→ **Objective**:
Gather all lines with "this" from the records.

Records that describe figures
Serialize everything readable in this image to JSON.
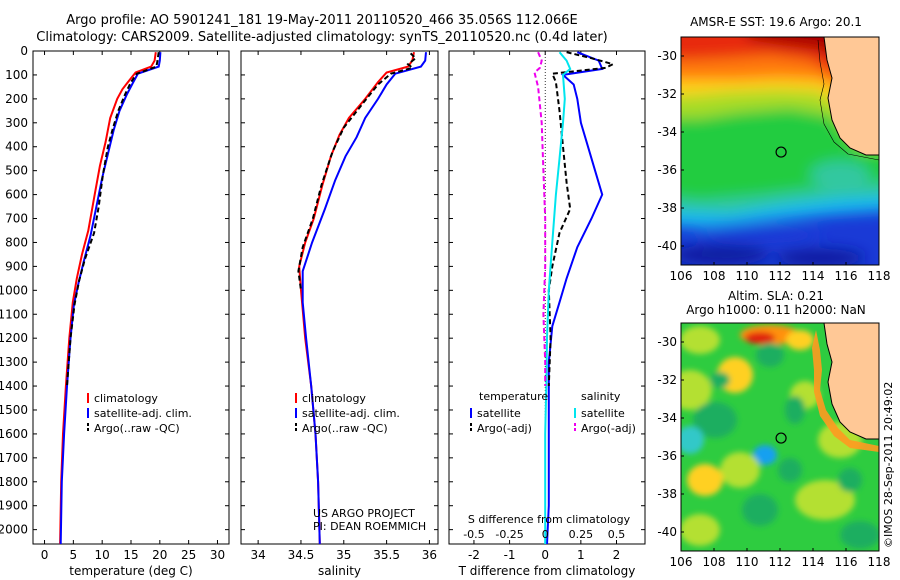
{
  "header": {
    "line1": "Argo profile: AO 5901241_181 19-May-2011 20110520_466 35.056S 112.066E",
    "line2": "Climatology: CARS2009. Satellite-adjusted climatology: synTS_20110520.nc (0.4d later)"
  },
  "depth_ticks": [
    0,
    100,
    200,
    300,
    400,
    500,
    600,
    700,
    800,
    900,
    1000,
    1100,
    1200,
    1300,
    1400,
    1500,
    1600,
    1700,
    1800,
    1900,
    2000
  ],
  "colors": {
    "climatology": "#ff0000",
    "satellite": "#0000ff",
    "argo": "#000000",
    "sat_salinity": "#00e5ee",
    "argo_salinity": "#ee00ee",
    "land": "#ffc896"
  },
  "chart_data": [
    {
      "type": "line",
      "id": "temperature",
      "xlabel": "temperature (deg C)",
      "xlim": [
        -2,
        32
      ],
      "ylim": [
        2060,
        0
      ],
      "xticks": [
        0,
        5,
        10,
        15,
        20,
        25,
        30
      ],
      "legend": [
        "climatology",
        "satellite-adj. clim.",
        "Argo(..raw -QC)"
      ],
      "series": [
        {
          "name": "climatology",
          "color": "#ff0000",
          "dash": "",
          "points": [
            [
              19.3,
              5
            ],
            [
              19.1,
              40
            ],
            [
              18.5,
              65
            ],
            [
              15.8,
              90
            ],
            [
              14.8,
              120
            ],
            [
              13.5,
              160
            ],
            [
              12.6,
              200
            ],
            [
              11.4,
              280
            ],
            [
              10.6,
              380
            ],
            [
              9.6,
              480
            ],
            [
              8.7,
              600
            ],
            [
              7.6,
              750
            ],
            [
              6.5,
              850
            ],
            [
              5.6,
              950
            ],
            [
              4.9,
              1050
            ],
            [
              4.3,
              1200
            ],
            [
              3.7,
              1400
            ],
            [
              3.2,
              1600
            ],
            [
              2.9,
              1800
            ],
            [
              2.7,
              2060
            ]
          ]
        },
        {
          "name": "satellite-adj. clim.",
          "color": "#0000ff",
          "dash": "",
          "points": [
            [
              20.1,
              5
            ],
            [
              20.0,
              40
            ],
            [
              19.8,
              65
            ],
            [
              16.2,
              95
            ],
            [
              15.4,
              130
            ],
            [
              14.3,
              180
            ],
            [
              13.0,
              250
            ],
            [
              12.0,
              330
            ],
            [
              11.1,
              420
            ],
            [
              10.0,
              530
            ],
            [
              9.0,
              650
            ],
            [
              8.0,
              770
            ],
            [
              6.8,
              880
            ],
            [
              5.9,
              970
            ],
            [
              5.1,
              1060
            ],
            [
              4.5,
              1200
            ],
            [
              3.9,
              1400
            ],
            [
              3.4,
              1600
            ],
            [
              3.0,
              1800
            ],
            [
              2.8,
              2060
            ]
          ]
        },
        {
          "name": "Argo(..raw -QC)",
          "color": "#000000",
          "dash": "5,3",
          "points": [
            [
              19.8,
              5
            ],
            [
              19.6,
              40
            ],
            [
              19.4,
              65
            ],
            [
              16.0,
              95
            ],
            [
              15.0,
              130
            ],
            [
              14.0,
              180
            ],
            [
              12.8,
              250
            ],
            [
              11.9,
              320
            ],
            [
              11.0,
              400
            ],
            [
              10.1,
              520
            ],
            [
              9.4,
              650
            ],
            [
              8.6,
              760
            ],
            [
              7.0,
              870
            ],
            [
              6.0,
              960
            ],
            [
              5.2,
              1060
            ],
            [
              4.5,
              1200
            ],
            [
              3.9,
              1400
            ]
          ]
        }
      ]
    },
    {
      "type": "line",
      "id": "salinity",
      "xlabel": "salinity",
      "xlim": [
        33.8,
        36.1
      ],
      "ylim": [
        2060,
        0
      ],
      "xticks": [
        34,
        34.5,
        35,
        35.5,
        36
      ],
      "legend": [
        "climatology",
        "satellite-adj. clim.",
        "Argo(..raw -QC)"
      ],
      "annotation": [
        "US ARGO PROJECT",
        "PI: DEAN ROEMMICH"
      ],
      "series": [
        {
          "name": "climatology",
          "color": "#ff0000",
          "dash": "",
          "points": [
            [
              35.82,
              5
            ],
            [
              35.8,
              40
            ],
            [
              35.75,
              65
            ],
            [
              35.5,
              90
            ],
            [
              35.4,
              130
            ],
            [
              35.25,
              200
            ],
            [
              35.06,
              280
            ],
            [
              34.95,
              350
            ],
            [
              34.85,
              440
            ],
            [
              34.75,
              560
            ],
            [
              34.65,
              700
            ],
            [
              34.55,
              800
            ],
            [
              34.48,
              900
            ],
            [
              34.5,
              1000
            ],
            [
              34.55,
              1200
            ],
            [
              34.62,
              1400
            ],
            [
              34.67,
              1600
            ],
            [
              34.7,
              1800
            ],
            [
              34.72,
              2060
            ]
          ]
        },
        {
          "name": "satellite-adj. clim.",
          "color": "#0000ff",
          "dash": "",
          "points": [
            [
              35.96,
              5
            ],
            [
              35.95,
              40
            ],
            [
              35.9,
              65
            ],
            [
              35.6,
              95
            ],
            [
              35.5,
              140
            ],
            [
              35.4,
              200
            ],
            [
              35.25,
              280
            ],
            [
              35.15,
              360
            ],
            [
              35.02,
              440
            ],
            [
              34.9,
              540
            ],
            [
              34.78,
              660
            ],
            [
              34.63,
              800
            ],
            [
              34.52,
              920
            ],
            [
              34.52,
              1050
            ],
            [
              34.56,
              1200
            ],
            [
              34.62,
              1400
            ],
            [
              34.67,
              1600
            ],
            [
              34.7,
              1800
            ],
            [
              34.72,
              2060
            ]
          ]
        },
        {
          "name": "Argo(..raw -QC)",
          "color": "#000000",
          "dash": "5,3",
          "points": [
            [
              35.78,
              10
            ],
            [
              35.84,
              30
            ],
            [
              35.75,
              55
            ],
            [
              35.8,
              70
            ],
            [
              35.55,
              95
            ],
            [
              35.4,
              140
            ],
            [
              35.22,
              220
            ],
            [
              35.0,
              320
            ],
            [
              34.87,
              420
            ],
            [
              34.74,
              560
            ],
            [
              34.64,
              700
            ],
            [
              34.52,
              820
            ],
            [
              34.47,
              920
            ],
            [
              34.5,
              1000
            ]
          ]
        }
      ]
    },
    {
      "type": "line",
      "id": "differences",
      "xlabel": "T difference from climatology",
      "xlabel_top": "S difference from climatology",
      "xlim": [
        -2.7,
        2.8
      ],
      "ylim": [
        2060,
        0
      ],
      "xticks": [
        -2,
        -1,
        0,
        1,
        2
      ],
      "xticklabels_top": [
        "-0.5",
        "-0.25",
        "0",
        "0.25",
        "0.5"
      ],
      "xticks_top": [
        -2,
        -1,
        0,
        1,
        2
      ],
      "legend_left_title": "temperature",
      "legend_right_title": "salinity",
      "legend": [
        "satellite",
        "Argo(-adj)",
        "satellite",
        "Argo(-adj)"
      ],
      "series": [
        {
          "name": "satellite",
          "color": "#0000ff",
          "dash": "",
          "kind": "temperature",
          "points": [
            [
              0.9,
              5
            ],
            [
              1.5,
              40
            ],
            [
              1.6,
              75
            ],
            [
              0.5,
              100
            ],
            [
              0.8,
              140
            ],
            [
              0.9,
              200
            ],
            [
              1.0,
              300
            ],
            [
              1.2,
              400
            ],
            [
              1.4,
              500
            ],
            [
              1.6,
              600
            ],
            [
              1.3,
              700
            ],
            [
              0.9,
              820
            ],
            [
              0.6,
              950
            ],
            [
              0.4,
              1050
            ],
            [
              0.2,
              1150
            ],
            [
              0.1,
              1300
            ],
            [
              0.1,
              1600
            ],
            [
              0.1,
              1900
            ],
            [
              0.05,
              2060
            ]
          ]
        },
        {
          "name": "Argo(-adj)",
          "color": "#000000",
          "dash": "5,3",
          "kind": "temperature",
          "points": [
            [
              0.6,
              5
            ],
            [
              1.3,
              30
            ],
            [
              1.9,
              55
            ],
            [
              1.7,
              70
            ],
            [
              0.2,
              95
            ],
            [
              0.3,
              130
            ],
            [
              0.4,
              250
            ],
            [
              0.5,
              400
            ],
            [
              0.6,
              550
            ],
            [
              0.7,
              660
            ],
            [
              0.4,
              760
            ],
            [
              0.2,
              900
            ],
            [
              0.1,
              1000
            ],
            [
              0.15,
              1200
            ],
            [
              0.1,
              1400
            ]
          ]
        },
        {
          "name": "satellite",
          "color": "#00e5ee",
          "dash": "",
          "kind": "salinity",
          "points": [
            [
              0.4,
              5
            ],
            [
              0.6,
              40
            ],
            [
              0.7,
              75
            ],
            [
              0.5,
              100
            ],
            [
              0.55,
              200
            ],
            [
              0.5,
              300
            ],
            [
              0.4,
              450
            ],
            [
              0.3,
              600
            ],
            [
              0.2,
              800
            ],
            [
              0.1,
              1000
            ],
            [
              0.05,
              1200
            ],
            [
              0.03,
              1400
            ],
            [
              0.0,
              1600
            ],
            [
              0.0,
              1900
            ],
            [
              0.0,
              2060
            ]
          ]
        },
        {
          "name": "Argo(-adj)",
          "color": "#ee00ee",
          "dash": "5,3",
          "kind": "salinity",
          "points": [
            [
              -0.2,
              5
            ],
            [
              -0.1,
              40
            ],
            [
              -0.15,
              70
            ],
            [
              -0.3,
              90
            ],
            [
              -0.2,
              150
            ],
            [
              -0.1,
              300
            ],
            [
              -0.05,
              500
            ],
            [
              0.0,
              700
            ],
            [
              0.0,
              900
            ],
            [
              -0.05,
              1100
            ],
            [
              0.0,
              1300
            ],
            [
              0.0,
              1400
            ]
          ]
        }
      ]
    },
    {
      "type": "heatmap",
      "id": "sst-map",
      "title": "AMSR-E SST: 19.6 Argo: 20.1",
      "xlim": [
        106,
        118
      ],
      "ylim": [
        -41,
        -29
      ],
      "xticks": [
        106,
        108,
        110,
        112,
        114,
        116,
        118
      ],
      "yticks": [
        -30,
        -32,
        -34,
        -36,
        -38,
        -40
      ],
      "marker": [
        112.066,
        -35.056
      ]
    },
    {
      "type": "heatmap",
      "id": "sla-map",
      "title_lines": [
        "Altim. SLA: 0.21",
        "Argo h1000: 0.11 h2000: NaN"
      ],
      "xlim": [
        106,
        118
      ],
      "ylim": [
        -41,
        -29
      ],
      "xticks": [
        106,
        108,
        110,
        112,
        114,
        116,
        118
      ],
      "yticks": [
        -30,
        -32,
        -34,
        -36,
        -38,
        -40
      ],
      "marker": [
        112.066,
        -35.056
      ]
    }
  ],
  "footer": {
    "stamp": "©IMOS 28-Sep-2011 20:49:02"
  }
}
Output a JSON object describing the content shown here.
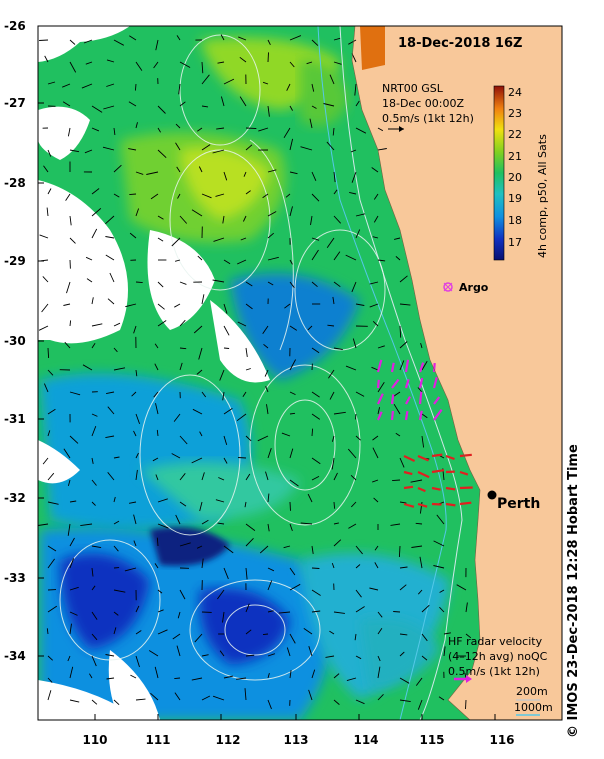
{
  "title": "18-Dec-2018 16Z",
  "current_info": {
    "line1": "NRT00 GSL",
    "line2": "18-Dec 00:00Z",
    "line3": "0.5m/s (1kt 12h)"
  },
  "colorbar": {
    "label": "4h comp, p50, All Sats",
    "ticks": [
      "24",
      "23",
      "22",
      "21",
      "20",
      "19",
      "18",
      "17"
    ],
    "min": 16.5,
    "max": 24.5
  },
  "markers": {
    "argo_label": "Argo",
    "perth_label": "Perth"
  },
  "hf_radar": {
    "line1": "HF radar velocity",
    "line2": "(4–12h avg) noQC",
    "line3": "0.5m/s (1kt 12h)"
  },
  "isobaths": {
    "shallow": "200m",
    "deep": "1000m"
  },
  "credit": "© IMOS 23-Dec-2018 12:28 Hobart Time",
  "axes": {
    "lat_ticks": [
      "-26",
      "-27",
      "-28",
      "-29",
      "-30",
      "-31",
      "-32",
      "-33",
      "-34"
    ],
    "lon_ticks": [
      "110",
      "111",
      "112",
      "113",
      "114",
      "115",
      "116"
    ]
  },
  "colors": {
    "land": "#f8c89a",
    "argo": "#e040e0",
    "radar_north": "#e020e0",
    "radar_south": "#e02020",
    "isobath_200": "#c8c8c8",
    "isobath_1000": "#55c8e8"
  }
}
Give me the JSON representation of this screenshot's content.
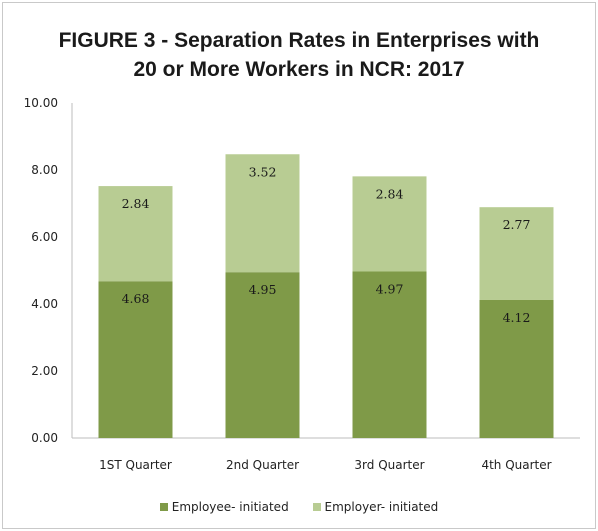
{
  "chart_data": {
    "type": "bar",
    "stacked": true,
    "title_lines": [
      "FIGURE 3 - Separation Rates in Enterprises with",
      "20 or More Workers in NCR: 2017"
    ],
    "categories": [
      "1ST Quarter",
      "2nd Quarter",
      "3rd Quarter",
      "4th Quarter"
    ],
    "series": [
      {
        "name": "Employee- initiated",
        "values": [
          4.68,
          4.95,
          4.97,
          4.12
        ],
        "color": "#7f9a48"
      },
      {
        "name": "Employer- initiated",
        "values": [
          2.84,
          3.52,
          2.84,
          2.77
        ],
        "color": "#b8cc93"
      }
    ],
    "value_labels": [
      [
        "4.68",
        "4.95",
        "4.97",
        "4.12"
      ],
      [
        "2.84",
        "3.52",
        "2.84",
        "2.77"
      ]
    ],
    "ylim": [
      0,
      10
    ],
    "yticks": [
      "0.00",
      "2.00",
      "4.00",
      "6.00",
      "8.00",
      "10.00"
    ],
    "ytick_values": [
      0,
      2,
      4,
      6,
      8,
      10
    ],
    "xlabel": "",
    "ylabel": "",
    "grid": false,
    "legend_position": "bottom"
  }
}
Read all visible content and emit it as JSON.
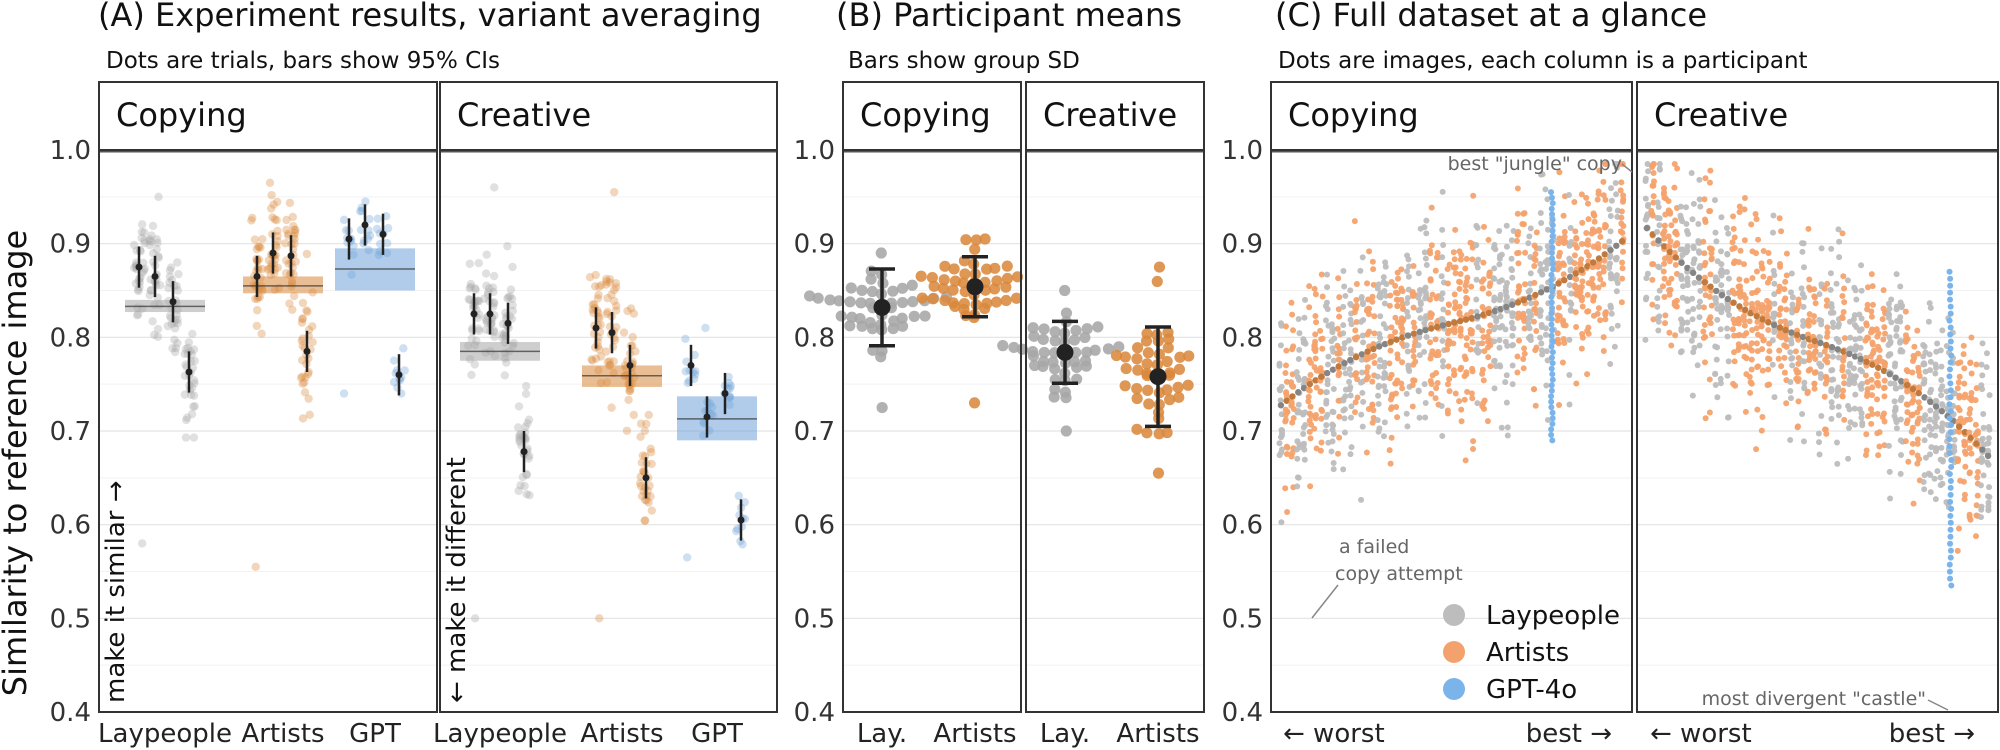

→ **Result of the exercise**:
Serialize everything readable in this image to JSON.
Give me the JSON representation of this screenshot's content.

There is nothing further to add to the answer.